Zu dieser Frage ist eine ganze Reihe von Aspekten zu beachten. Das Ergebnis ist: eine Kennzeichnungspflicht besteht nicht. Einer der wichtigsten Punkte aus der Antwort des Robert-Koch-Instituts sei nachfolgend zitiert: "Es ist davon auszugehen, dass Pollen im Honig zum Zeitpunkt des Verkaufs/ Verzehrs auf Grund der hohen Zuckerkonzentration keine lebenden Zellen mehr sind... Zum Zeitpunkt des Verkaufs/Verzehrs von Honig sind darin befindliche Pollen nicht als Organismen zu bezeichnen; sie sind zu diesem Zeitpunkt nicht befähigt, sich zu vermehren oder genetisches Material zu übertragen. Pollen von gentechnisch veränderten Pflanzen sind also zum Zeitpunkt des Verkaufs/Verzehrs von Honig keine gentechnisch veränderten Organismen und damit außerhalb des Regelungsbereichs des Gentechnikrechts."

════════════════════

→ Aufgabenstellung:
Von welcher Einrichtung stammt die Antwort, die im Dokumentausschnitt zitiert wird?

→ Verfügbare Daten:
════════════════════

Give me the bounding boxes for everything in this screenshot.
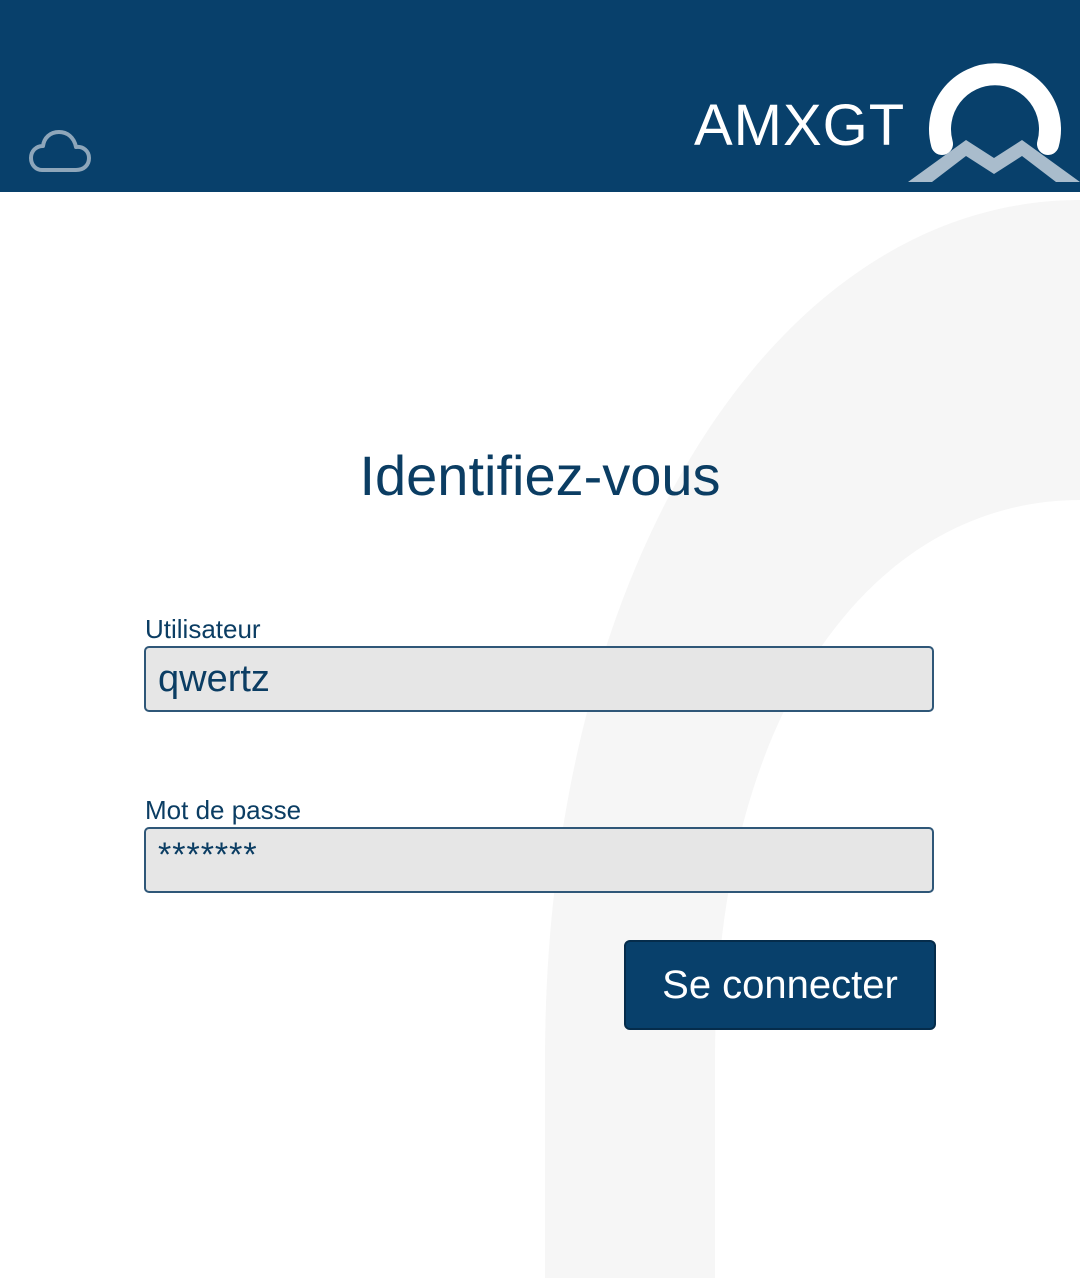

════════════════════

→ Erwartete Antwort:
Vom Robert-Koch-Institut.